-- START THE DATA --
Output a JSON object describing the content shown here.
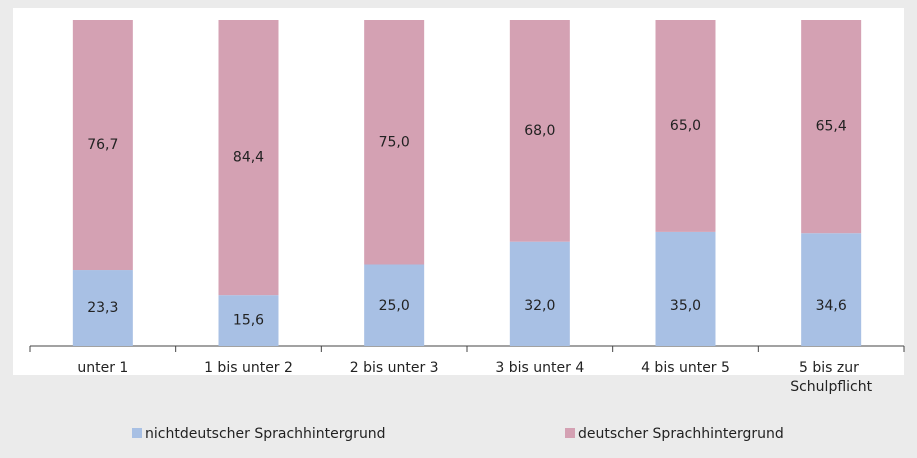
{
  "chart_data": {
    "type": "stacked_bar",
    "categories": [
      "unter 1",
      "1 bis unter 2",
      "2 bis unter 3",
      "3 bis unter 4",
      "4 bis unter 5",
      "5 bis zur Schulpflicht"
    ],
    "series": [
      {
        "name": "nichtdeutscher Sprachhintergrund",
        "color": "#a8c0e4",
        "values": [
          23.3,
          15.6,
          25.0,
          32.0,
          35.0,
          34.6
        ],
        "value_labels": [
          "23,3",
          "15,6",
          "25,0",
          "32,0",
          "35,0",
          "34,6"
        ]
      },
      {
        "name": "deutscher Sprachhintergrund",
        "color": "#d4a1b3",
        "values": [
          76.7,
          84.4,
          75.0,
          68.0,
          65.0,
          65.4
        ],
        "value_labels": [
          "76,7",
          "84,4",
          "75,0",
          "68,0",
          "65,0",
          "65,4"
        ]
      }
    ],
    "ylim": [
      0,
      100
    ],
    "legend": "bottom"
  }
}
-- END THE DATA --
### SET PROBLEM:
Pictures stay out of the copy; please restate every record above exactly.

### REPLY TO THE TASK:
Output a JSON object describing the content shown here.
{
  "chart_data": {
    "type": "stacked_bar",
    "categories": [
      "unter 1",
      "1 bis unter 2",
      "2 bis unter 3",
      "3 bis unter 4",
      "4 bis unter 5",
      "5 bis zur Schulpflicht"
    ],
    "series": [
      {
        "name": "nichtdeutscher Sprachhintergrund",
        "color": "#a8c0e4",
        "values": [
          23.3,
          15.6,
          25.0,
          32.0,
          35.0,
          34.6
        ],
        "value_labels": [
          "23,3",
          "15,6",
          "25,0",
          "32,0",
          "35,0",
          "34,6"
        ]
      },
      {
        "name": "deutscher Sprachhintergrund",
        "color": "#d4a1b3",
        "values": [
          76.7,
          84.4,
          75.0,
          68.0,
          65.0,
          65.4
        ],
        "value_labels": [
          "76,7",
          "84,4",
          "75,0",
          "68,0",
          "65,0",
          "65,4"
        ]
      }
    ],
    "ylim": [
      0,
      100
    ],
    "legend": "bottom"
  }
}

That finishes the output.